> [WHAT YOU ARE ASKED TO DO]:
Output every line below without omitting or altering anything.

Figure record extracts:
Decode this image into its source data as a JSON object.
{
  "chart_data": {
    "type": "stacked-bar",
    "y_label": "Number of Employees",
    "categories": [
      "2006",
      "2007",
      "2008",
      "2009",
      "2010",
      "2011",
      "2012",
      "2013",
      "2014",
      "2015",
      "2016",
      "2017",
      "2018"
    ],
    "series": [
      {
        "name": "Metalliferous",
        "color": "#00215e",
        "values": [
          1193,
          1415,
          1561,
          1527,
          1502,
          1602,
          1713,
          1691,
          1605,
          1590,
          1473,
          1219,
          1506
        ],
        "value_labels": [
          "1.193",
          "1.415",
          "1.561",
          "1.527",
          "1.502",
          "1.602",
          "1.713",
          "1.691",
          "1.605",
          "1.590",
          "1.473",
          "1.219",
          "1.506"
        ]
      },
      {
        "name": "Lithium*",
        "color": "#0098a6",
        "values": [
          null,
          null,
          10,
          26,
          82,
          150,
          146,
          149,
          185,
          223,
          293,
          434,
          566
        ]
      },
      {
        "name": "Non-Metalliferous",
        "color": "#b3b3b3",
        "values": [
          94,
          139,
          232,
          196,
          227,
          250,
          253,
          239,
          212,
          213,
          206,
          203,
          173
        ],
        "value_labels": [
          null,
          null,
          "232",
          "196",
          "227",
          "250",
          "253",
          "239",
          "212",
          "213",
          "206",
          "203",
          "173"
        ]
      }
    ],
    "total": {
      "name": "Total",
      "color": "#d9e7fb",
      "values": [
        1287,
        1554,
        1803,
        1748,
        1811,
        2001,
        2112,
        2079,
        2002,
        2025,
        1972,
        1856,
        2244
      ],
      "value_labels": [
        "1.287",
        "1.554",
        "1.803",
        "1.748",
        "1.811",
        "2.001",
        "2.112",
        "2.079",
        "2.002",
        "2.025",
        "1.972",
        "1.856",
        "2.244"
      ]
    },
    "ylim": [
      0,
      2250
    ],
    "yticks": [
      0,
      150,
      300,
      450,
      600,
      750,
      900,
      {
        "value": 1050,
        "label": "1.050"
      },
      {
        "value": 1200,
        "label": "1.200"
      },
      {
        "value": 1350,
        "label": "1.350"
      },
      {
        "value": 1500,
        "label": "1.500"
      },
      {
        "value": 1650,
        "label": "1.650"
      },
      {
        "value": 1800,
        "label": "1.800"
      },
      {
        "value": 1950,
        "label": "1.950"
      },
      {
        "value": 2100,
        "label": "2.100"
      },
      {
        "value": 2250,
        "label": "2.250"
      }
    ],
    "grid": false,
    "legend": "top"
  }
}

> [EXERCISE RESPONSE]:
Decode this image into its source data as a JSON object.
{
  "chart_data": {
    "type": "stacked-bar",
    "y_label": "Number of Employees",
    "categories": [
      "2006",
      "2007",
      "2008",
      "2009",
      "2010",
      "2011",
      "2012",
      "2013",
      "2014",
      "2015",
      "2016",
      "2017",
      "2018"
    ],
    "series": [
      {
        "name": "Metalliferous",
        "color": "#00215e",
        "values": [
          1193,
          1415,
          1561,
          1527,
          1502,
          1602,
          1713,
          1691,
          1605,
          1590,
          1473,
          1219,
          1506
        ],
        "value_labels": [
          "1.193",
          "1.415",
          "1.561",
          "1.527",
          "1.502",
          "1.602",
          "1.713",
          "1.691",
          "1.605",
          "1.590",
          "1.473",
          "1.219",
          "1.506"
        ]
      },
      {
        "name": "Lithium*",
        "color": "#0098a6",
        "values": [
          null,
          null,
          10,
          26,
          82,
          150,
          146,
          149,
          185,
          223,
          293,
          434,
          566
        ]
      },
      {
        "name": "Non-Metalliferous",
        "color": "#b3b3b3",
        "values": [
          94,
          139,
          232,
          196,
          227,
          250,
          253,
          239,
          212,
          213,
          206,
          203,
          173
        ],
        "value_labels": [
          null,
          null,
          "232",
          "196",
          "227",
          "250",
          "253",
          "239",
          "212",
          "213",
          "206",
          "203",
          "173"
        ]
      }
    ],
    "total": {
      "name": "Total",
      "color": "#d9e7fb",
      "values": [
        1287,
        1554,
        1803,
        1748,
        1811,
        2001,
        2112,
        2079,
        2002,
        2025,
        1972,
        1856,
        2244
      ],
      "value_labels": [
        "1.287",
        "1.554",
        "1.803",
        "1.748",
        "1.811",
        "2.001",
        "2.112",
        "2.079",
        "2.002",
        "2.025",
        "1.972",
        "1.856",
        "2.244"
      ]
    },
    "ylim": [
      0,
      2250
    ],
    "yticks": [
      0,
      150,
      300,
      450,
      600,
      750,
      900,
      {
        "value": 1050,
        "label": "1.050"
      },
      {
        "value": 1200,
        "label": "1.200"
      },
      {
        "value": 1350,
        "label": "1.350"
      },
      {
        "value": 1500,
        "label": "1.500"
      },
      {
        "value": 1650,
        "label": "1.650"
      },
      {
        "value": 1800,
        "label": "1.800"
      },
      {
        "value": 1950,
        "label": "1.950"
      },
      {
        "value": 2100,
        "label": "2.100"
      },
      {
        "value": 2250,
        "label": "2.250"
      }
    ],
    "grid": false,
    "legend": "top"
  }
}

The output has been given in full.